Task instructions
Retype the material that follows, keeping every word as it is.

[start]

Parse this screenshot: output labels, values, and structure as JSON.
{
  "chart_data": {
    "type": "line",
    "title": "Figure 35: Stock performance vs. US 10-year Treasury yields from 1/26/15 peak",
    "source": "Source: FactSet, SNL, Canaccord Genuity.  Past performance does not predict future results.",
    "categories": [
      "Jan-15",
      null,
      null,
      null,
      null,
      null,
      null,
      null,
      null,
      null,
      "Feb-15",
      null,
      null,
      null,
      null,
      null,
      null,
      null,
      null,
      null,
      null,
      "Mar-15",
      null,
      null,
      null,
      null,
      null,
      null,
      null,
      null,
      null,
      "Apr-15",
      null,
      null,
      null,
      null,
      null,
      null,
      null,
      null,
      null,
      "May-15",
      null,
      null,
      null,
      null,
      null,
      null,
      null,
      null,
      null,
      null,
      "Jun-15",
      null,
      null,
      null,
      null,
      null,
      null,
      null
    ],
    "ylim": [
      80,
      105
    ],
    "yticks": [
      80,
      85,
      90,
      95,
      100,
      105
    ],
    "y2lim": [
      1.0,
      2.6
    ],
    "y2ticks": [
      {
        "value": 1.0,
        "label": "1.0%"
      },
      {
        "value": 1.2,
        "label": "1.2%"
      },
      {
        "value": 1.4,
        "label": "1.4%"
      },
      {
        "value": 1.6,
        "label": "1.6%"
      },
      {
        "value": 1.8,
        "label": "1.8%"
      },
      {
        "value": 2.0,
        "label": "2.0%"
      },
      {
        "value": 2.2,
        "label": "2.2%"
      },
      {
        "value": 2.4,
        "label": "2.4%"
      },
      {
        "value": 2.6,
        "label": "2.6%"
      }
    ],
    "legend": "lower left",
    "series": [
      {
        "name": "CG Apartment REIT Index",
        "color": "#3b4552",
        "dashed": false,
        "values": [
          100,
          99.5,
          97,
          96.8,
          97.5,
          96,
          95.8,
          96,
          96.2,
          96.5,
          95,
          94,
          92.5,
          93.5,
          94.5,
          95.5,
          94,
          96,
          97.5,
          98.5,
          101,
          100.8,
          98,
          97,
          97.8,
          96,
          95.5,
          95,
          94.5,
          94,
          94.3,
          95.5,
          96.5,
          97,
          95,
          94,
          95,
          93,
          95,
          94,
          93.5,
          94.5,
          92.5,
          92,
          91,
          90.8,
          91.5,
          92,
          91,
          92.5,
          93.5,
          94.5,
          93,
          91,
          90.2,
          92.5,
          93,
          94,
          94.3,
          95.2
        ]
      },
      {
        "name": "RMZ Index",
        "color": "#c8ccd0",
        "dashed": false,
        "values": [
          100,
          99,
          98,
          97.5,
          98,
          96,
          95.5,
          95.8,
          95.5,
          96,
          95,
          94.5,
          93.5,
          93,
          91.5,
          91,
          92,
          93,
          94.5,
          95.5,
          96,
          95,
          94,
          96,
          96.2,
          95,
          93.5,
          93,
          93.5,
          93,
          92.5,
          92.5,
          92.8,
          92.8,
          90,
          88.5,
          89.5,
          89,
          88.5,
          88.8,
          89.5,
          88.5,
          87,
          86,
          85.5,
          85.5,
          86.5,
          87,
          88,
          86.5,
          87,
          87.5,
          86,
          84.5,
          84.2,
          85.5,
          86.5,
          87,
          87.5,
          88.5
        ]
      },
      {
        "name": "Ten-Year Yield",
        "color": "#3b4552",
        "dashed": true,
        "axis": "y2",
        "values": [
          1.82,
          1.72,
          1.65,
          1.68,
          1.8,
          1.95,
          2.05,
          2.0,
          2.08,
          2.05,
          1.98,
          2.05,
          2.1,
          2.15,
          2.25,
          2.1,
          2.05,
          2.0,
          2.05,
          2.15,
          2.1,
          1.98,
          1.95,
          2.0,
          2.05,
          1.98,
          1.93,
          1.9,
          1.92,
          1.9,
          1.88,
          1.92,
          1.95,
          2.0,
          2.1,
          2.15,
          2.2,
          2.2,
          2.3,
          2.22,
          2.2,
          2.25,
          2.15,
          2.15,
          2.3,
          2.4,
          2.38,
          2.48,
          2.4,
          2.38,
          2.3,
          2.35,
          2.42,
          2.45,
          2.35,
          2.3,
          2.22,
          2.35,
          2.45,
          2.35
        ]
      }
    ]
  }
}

[end]

Completed task
Parse this screenshot: output labels, values, and structure as JSON.
{
  "chart_data": {
    "type": "line",
    "title": "Figure 35: Stock performance vs. US 10-year Treasury yields from 1/26/15 peak",
    "source": "Source: FactSet, SNL, Canaccord Genuity.  Past performance does not predict future results.",
    "categories": [
      "Jan-15",
      null,
      null,
      null,
      null,
      null,
      null,
      null,
      null,
      null,
      "Feb-15",
      null,
      null,
      null,
      null,
      null,
      null,
      null,
      null,
      null,
      null,
      "Mar-15",
      null,
      null,
      null,
      null,
      null,
      null,
      null,
      null,
      null,
      "Apr-15",
      null,
      null,
      null,
      null,
      null,
      null,
      null,
      null,
      null,
      "May-15",
      null,
      null,
      null,
      null,
      null,
      null,
      null,
      null,
      null,
      null,
      "Jun-15",
      null,
      null,
      null,
      null,
      null,
      null,
      null
    ],
    "ylim": [
      80,
      105
    ],
    "yticks": [
      80,
      85,
      90,
      95,
      100,
      105
    ],
    "y2lim": [
      1.0,
      2.6
    ],
    "y2ticks": [
      {
        "value": 1.0,
        "label": "1.0%"
      },
      {
        "value": 1.2,
        "label": "1.2%"
      },
      {
        "value": 1.4,
        "label": "1.4%"
      },
      {
        "value": 1.6,
        "label": "1.6%"
      },
      {
        "value": 1.8,
        "label": "1.8%"
      },
      {
        "value": 2.0,
        "label": "2.0%"
      },
      {
        "value": 2.2,
        "label": "2.2%"
      },
      {
        "value": 2.4,
        "label": "2.4%"
      },
      {
        "value": 2.6,
        "label": "2.6%"
      }
    ],
    "legend": "lower left",
    "series": [
      {
        "name": "CG Apartment REIT Index",
        "color": "#3b4552",
        "dashed": false,
        "values": [
          100,
          99.5,
          97,
          96.8,
          97.5,
          96,
          95.8,
          96,
          96.2,
          96.5,
          95,
          94,
          92.5,
          93.5,
          94.5,
          95.5,
          94,
          96,
          97.5,
          98.5,
          101,
          100.8,
          98,
          97,
          97.8,
          96,
          95.5,
          95,
          94.5,
          94,
          94.3,
          95.5,
          96.5,
          97,
          95,
          94,
          95,
          93,
          95,
          94,
          93.5,
          94.5,
          92.5,
          92,
          91,
          90.8,
          91.5,
          92,
          91,
          92.5,
          93.5,
          94.5,
          93,
          91,
          90.2,
          92.5,
          93,
          94,
          94.3,
          95.2
        ]
      },
      {
        "name": "RMZ Index",
        "color": "#c8ccd0",
        "dashed": false,
        "values": [
          100,
          99,
          98,
          97.5,
          98,
          96,
          95.5,
          95.8,
          95.5,
          96,
          95,
          94.5,
          93.5,
          93,
          91.5,
          91,
          92,
          93,
          94.5,
          95.5,
          96,
          95,
          94,
          96,
          96.2,
          95,
          93.5,
          93,
          93.5,
          93,
          92.5,
          92.5,
          92.8,
          92.8,
          90,
          88.5,
          89.5,
          89,
          88.5,
          88.8,
          89.5,
          88.5,
          87,
          86,
          85.5,
          85.5,
          86.5,
          87,
          88,
          86.5,
          87,
          87.5,
          86,
          84.5,
          84.2,
          85.5,
          86.5,
          87,
          87.5,
          88.5
        ]
      },
      {
        "name": "Ten-Year Yield",
        "color": "#3b4552",
        "dashed": true,
        "axis": "y2",
        "values": [
          1.82,
          1.72,
          1.65,
          1.68,
          1.8,
          1.95,
          2.05,
          2.0,
          2.08,
          2.05,
          1.98,
          2.05,
          2.1,
          2.15,
          2.25,
          2.1,
          2.05,
          2.0,
          2.05,
          2.15,
          2.1,
          1.98,
          1.95,
          2.0,
          2.05,
          1.98,
          1.93,
          1.9,
          1.92,
          1.9,
          1.88,
          1.92,
          1.95,
          2.0,
          2.1,
          2.15,
          2.2,
          2.2,
          2.3,
          2.22,
          2.2,
          2.25,
          2.15,
          2.15,
          2.3,
          2.4,
          2.38,
          2.48,
          2.4,
          2.38,
          2.3,
          2.35,
          2.42,
          2.45,
          2.35,
          2.3,
          2.22,
          2.35,
          2.45,
          2.35
        ]
      }
    ]
  }
}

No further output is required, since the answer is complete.